● **Written problem**: Note each line that includes the word "this". Copy those lines.

● **Dataset**:
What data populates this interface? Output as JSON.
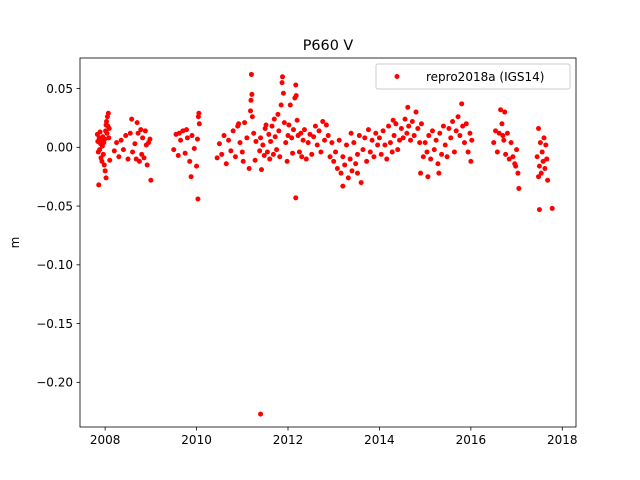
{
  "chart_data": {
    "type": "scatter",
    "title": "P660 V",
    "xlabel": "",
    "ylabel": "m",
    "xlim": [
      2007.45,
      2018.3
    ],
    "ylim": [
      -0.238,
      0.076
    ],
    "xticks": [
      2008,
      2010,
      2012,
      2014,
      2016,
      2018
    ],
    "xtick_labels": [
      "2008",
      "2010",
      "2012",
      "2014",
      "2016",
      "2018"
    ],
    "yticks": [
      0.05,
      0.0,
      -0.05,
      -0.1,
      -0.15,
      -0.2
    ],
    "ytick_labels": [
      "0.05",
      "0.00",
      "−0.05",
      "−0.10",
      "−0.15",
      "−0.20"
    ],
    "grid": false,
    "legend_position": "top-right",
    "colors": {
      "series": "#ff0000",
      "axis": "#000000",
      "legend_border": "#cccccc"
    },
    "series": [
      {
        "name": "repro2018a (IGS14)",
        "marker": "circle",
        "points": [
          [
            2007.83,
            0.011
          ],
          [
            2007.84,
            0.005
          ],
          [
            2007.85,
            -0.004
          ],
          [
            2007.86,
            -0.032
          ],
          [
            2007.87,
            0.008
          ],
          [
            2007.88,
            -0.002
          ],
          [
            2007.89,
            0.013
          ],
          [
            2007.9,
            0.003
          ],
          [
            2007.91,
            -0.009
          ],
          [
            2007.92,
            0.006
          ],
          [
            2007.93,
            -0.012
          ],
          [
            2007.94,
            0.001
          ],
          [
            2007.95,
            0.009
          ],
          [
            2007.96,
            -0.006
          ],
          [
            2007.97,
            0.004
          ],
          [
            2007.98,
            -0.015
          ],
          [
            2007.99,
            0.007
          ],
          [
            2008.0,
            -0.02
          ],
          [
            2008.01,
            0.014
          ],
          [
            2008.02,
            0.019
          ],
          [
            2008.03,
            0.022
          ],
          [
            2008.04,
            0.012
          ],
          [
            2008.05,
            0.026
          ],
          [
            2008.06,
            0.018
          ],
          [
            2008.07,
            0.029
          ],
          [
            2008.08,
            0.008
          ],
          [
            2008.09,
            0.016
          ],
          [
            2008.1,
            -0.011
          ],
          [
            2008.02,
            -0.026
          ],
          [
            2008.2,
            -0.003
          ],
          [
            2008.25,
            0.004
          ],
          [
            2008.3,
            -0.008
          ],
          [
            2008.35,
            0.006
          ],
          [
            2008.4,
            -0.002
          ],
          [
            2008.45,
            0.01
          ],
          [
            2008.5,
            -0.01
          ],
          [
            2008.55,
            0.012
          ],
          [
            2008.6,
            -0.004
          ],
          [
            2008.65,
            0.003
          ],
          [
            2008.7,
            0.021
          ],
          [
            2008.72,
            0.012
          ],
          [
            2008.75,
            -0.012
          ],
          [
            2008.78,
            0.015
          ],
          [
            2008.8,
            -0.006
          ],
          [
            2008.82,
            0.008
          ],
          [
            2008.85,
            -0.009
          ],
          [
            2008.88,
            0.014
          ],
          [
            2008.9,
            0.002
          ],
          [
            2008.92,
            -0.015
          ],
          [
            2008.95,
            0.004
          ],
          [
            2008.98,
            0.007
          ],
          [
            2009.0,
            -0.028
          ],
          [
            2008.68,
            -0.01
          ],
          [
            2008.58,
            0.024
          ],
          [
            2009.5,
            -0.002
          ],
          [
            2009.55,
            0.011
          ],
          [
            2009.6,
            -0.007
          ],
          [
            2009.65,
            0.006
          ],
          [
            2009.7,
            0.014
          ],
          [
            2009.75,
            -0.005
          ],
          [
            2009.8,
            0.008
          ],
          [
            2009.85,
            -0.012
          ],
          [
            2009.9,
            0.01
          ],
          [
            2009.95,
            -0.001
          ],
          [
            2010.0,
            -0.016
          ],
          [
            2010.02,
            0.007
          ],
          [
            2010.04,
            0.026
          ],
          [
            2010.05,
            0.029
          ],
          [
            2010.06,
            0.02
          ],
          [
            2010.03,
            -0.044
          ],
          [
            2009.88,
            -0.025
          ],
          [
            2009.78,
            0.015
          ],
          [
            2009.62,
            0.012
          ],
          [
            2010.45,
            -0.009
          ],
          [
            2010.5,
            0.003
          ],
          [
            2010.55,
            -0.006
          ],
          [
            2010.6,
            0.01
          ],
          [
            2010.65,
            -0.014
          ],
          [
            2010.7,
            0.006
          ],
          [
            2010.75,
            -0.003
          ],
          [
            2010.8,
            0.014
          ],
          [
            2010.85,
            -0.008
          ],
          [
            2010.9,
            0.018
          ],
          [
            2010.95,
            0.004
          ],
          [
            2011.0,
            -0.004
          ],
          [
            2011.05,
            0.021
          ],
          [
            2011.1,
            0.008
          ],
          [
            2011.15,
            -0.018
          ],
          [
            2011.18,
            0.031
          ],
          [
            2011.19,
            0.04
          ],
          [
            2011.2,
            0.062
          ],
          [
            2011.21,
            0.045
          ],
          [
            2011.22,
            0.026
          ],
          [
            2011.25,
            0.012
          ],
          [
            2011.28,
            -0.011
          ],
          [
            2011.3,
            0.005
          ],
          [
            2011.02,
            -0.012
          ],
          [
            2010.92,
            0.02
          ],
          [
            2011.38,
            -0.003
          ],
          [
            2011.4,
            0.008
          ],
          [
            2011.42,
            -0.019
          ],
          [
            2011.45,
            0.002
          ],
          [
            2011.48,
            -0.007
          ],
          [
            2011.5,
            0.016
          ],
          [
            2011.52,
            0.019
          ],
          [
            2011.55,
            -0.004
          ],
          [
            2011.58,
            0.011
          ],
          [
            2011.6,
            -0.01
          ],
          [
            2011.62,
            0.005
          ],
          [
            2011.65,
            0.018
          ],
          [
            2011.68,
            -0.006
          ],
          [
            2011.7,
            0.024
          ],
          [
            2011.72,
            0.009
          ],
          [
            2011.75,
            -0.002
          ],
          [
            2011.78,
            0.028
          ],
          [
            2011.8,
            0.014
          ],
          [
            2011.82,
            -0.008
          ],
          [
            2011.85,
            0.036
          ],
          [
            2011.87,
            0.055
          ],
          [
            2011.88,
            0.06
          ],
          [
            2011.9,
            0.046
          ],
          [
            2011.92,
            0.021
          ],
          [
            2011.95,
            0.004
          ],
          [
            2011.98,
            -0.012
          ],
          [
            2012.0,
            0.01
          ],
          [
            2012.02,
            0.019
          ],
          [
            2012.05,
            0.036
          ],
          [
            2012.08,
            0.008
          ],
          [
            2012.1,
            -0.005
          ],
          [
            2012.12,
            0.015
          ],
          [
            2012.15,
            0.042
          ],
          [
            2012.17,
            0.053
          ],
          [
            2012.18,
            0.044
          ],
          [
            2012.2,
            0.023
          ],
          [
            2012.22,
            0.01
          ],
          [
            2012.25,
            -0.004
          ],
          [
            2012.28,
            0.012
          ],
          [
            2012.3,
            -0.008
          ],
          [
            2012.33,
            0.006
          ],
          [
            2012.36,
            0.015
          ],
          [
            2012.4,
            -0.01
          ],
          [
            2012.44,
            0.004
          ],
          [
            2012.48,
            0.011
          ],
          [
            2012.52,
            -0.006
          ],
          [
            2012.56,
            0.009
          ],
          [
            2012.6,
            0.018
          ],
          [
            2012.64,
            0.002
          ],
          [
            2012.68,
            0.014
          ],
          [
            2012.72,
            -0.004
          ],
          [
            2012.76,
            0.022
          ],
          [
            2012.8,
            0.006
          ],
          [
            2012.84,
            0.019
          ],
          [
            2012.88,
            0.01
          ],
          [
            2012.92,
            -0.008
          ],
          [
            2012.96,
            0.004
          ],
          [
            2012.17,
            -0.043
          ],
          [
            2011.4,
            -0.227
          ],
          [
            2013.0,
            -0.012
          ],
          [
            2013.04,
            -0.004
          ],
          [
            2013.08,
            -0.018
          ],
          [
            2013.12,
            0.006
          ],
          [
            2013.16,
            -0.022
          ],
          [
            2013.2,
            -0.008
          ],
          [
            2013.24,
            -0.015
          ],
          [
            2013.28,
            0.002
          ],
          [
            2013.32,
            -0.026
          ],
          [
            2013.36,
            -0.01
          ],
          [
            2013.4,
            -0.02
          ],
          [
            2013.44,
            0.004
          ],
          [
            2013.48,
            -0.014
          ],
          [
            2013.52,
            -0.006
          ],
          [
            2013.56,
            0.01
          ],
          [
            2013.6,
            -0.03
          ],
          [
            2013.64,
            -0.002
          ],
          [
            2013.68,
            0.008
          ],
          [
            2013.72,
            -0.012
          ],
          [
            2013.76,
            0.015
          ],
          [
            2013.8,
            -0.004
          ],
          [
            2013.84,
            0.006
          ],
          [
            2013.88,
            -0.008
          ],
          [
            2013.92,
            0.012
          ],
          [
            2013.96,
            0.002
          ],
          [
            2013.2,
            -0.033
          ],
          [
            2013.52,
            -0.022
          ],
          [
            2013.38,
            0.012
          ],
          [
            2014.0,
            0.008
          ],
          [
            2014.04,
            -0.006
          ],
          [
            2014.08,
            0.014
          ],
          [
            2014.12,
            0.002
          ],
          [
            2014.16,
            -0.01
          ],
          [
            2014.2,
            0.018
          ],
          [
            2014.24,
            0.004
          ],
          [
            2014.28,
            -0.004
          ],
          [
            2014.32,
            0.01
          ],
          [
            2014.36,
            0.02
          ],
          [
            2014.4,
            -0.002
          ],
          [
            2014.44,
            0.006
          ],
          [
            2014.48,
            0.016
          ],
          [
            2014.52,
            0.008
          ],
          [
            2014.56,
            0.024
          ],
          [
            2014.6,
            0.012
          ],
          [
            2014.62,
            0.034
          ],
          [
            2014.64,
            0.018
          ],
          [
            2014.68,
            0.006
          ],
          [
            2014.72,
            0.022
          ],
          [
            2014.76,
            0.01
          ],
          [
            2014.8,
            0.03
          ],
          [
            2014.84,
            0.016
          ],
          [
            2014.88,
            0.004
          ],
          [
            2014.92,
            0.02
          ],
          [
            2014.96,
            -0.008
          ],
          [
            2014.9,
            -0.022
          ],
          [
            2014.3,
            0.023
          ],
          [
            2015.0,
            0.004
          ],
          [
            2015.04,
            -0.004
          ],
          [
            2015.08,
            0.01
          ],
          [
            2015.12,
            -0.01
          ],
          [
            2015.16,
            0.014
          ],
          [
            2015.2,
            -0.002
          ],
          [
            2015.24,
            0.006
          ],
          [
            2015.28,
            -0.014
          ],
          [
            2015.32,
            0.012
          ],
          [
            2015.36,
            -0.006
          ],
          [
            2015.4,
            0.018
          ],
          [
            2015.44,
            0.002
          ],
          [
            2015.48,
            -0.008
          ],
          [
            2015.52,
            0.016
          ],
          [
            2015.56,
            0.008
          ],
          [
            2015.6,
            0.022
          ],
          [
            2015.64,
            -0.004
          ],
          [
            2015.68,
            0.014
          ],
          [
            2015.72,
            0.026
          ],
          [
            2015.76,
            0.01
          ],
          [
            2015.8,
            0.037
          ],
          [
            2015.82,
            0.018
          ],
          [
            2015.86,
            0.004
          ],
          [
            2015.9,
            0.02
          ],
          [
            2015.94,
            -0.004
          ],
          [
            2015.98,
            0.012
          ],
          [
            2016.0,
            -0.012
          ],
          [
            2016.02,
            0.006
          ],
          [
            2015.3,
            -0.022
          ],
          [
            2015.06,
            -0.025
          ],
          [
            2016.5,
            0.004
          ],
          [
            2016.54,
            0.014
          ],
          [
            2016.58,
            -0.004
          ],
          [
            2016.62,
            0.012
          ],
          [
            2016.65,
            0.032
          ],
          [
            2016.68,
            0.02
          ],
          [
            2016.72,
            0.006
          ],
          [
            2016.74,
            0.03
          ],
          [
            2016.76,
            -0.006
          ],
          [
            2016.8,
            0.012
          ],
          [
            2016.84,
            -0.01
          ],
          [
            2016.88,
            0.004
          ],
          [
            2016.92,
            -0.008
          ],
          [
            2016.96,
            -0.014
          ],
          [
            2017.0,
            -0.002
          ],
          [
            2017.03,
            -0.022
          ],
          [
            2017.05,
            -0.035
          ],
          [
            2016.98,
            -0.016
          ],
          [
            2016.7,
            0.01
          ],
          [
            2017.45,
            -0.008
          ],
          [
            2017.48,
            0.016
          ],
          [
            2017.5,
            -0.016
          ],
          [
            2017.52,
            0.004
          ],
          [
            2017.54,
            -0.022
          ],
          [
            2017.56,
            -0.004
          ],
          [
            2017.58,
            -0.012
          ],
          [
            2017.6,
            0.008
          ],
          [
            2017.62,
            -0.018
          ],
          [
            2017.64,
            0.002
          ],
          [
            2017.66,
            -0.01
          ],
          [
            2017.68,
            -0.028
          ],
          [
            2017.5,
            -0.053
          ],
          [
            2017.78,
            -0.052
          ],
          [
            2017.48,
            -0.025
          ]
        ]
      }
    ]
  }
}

---

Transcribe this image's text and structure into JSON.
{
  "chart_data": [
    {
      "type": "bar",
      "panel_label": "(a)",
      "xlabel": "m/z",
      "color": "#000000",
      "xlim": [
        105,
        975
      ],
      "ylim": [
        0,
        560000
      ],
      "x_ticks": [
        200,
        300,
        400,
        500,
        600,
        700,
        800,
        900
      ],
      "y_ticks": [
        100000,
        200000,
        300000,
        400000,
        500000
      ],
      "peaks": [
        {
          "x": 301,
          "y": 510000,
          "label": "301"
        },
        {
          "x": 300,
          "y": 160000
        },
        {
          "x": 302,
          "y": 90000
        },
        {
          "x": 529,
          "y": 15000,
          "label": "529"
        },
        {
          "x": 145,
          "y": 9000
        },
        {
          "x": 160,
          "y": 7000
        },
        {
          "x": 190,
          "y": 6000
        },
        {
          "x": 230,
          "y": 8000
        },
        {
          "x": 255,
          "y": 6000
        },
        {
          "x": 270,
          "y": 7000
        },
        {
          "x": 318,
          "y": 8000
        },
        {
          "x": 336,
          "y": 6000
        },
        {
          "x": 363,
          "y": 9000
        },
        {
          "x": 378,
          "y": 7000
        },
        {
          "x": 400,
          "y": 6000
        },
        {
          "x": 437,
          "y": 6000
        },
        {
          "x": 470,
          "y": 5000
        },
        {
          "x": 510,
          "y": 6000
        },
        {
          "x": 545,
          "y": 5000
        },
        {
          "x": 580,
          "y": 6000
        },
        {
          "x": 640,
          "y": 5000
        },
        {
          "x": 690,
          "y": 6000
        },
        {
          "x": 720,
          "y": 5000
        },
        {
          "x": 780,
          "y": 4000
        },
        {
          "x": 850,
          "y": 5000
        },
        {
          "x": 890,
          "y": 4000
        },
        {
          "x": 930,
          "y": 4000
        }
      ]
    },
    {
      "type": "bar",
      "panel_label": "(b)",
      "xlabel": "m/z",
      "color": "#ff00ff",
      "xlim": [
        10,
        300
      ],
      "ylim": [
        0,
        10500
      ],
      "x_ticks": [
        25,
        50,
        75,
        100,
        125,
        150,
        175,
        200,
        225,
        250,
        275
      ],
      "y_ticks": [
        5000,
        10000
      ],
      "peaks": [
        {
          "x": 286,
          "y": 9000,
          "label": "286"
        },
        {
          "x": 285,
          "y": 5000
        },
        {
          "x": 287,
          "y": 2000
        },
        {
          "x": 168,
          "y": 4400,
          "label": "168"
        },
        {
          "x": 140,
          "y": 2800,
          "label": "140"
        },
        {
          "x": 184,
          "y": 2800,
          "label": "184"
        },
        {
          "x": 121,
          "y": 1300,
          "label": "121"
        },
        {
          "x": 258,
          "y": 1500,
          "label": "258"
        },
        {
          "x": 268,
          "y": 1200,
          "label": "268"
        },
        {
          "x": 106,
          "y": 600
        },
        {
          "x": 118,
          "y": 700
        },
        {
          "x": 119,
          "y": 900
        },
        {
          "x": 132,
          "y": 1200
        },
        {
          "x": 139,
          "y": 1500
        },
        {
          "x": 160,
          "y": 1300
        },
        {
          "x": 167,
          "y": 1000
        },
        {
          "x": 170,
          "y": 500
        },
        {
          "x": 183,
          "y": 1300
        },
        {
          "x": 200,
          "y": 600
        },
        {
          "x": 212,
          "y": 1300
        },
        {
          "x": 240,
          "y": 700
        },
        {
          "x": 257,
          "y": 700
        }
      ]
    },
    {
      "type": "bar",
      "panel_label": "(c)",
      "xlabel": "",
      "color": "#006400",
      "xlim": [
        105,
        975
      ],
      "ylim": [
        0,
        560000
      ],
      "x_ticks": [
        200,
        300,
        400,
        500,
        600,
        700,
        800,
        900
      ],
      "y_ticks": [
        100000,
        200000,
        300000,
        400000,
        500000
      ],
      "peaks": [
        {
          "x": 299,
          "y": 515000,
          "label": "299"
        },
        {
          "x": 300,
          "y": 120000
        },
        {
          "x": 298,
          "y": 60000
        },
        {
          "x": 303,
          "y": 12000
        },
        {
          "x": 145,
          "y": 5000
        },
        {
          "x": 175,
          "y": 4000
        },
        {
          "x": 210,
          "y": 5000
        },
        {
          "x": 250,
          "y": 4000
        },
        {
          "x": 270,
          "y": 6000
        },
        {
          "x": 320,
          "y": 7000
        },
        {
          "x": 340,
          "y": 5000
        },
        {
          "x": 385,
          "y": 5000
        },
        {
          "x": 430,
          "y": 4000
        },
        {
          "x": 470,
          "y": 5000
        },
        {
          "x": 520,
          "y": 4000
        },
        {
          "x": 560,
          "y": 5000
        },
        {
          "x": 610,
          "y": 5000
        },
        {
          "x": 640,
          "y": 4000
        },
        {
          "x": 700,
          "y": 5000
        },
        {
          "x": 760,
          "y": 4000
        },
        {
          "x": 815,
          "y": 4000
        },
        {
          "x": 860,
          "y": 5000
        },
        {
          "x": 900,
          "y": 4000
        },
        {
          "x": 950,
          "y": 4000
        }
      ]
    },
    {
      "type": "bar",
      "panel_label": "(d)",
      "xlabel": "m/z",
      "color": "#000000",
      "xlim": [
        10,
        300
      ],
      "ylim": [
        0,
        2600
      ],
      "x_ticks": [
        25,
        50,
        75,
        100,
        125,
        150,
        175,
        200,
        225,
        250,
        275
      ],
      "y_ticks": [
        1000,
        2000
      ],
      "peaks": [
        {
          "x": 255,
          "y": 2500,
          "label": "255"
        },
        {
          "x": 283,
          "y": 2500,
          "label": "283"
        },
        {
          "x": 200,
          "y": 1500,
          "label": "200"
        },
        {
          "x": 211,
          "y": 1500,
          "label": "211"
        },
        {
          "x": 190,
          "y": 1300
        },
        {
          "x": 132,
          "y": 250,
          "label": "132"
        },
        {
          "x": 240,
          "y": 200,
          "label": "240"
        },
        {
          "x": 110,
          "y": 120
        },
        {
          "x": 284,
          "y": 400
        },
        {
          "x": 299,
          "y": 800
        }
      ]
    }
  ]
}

● **Exercise response**:
What data populates this interface? Output as JSON.
Transcribe this image's text and structure into JSON.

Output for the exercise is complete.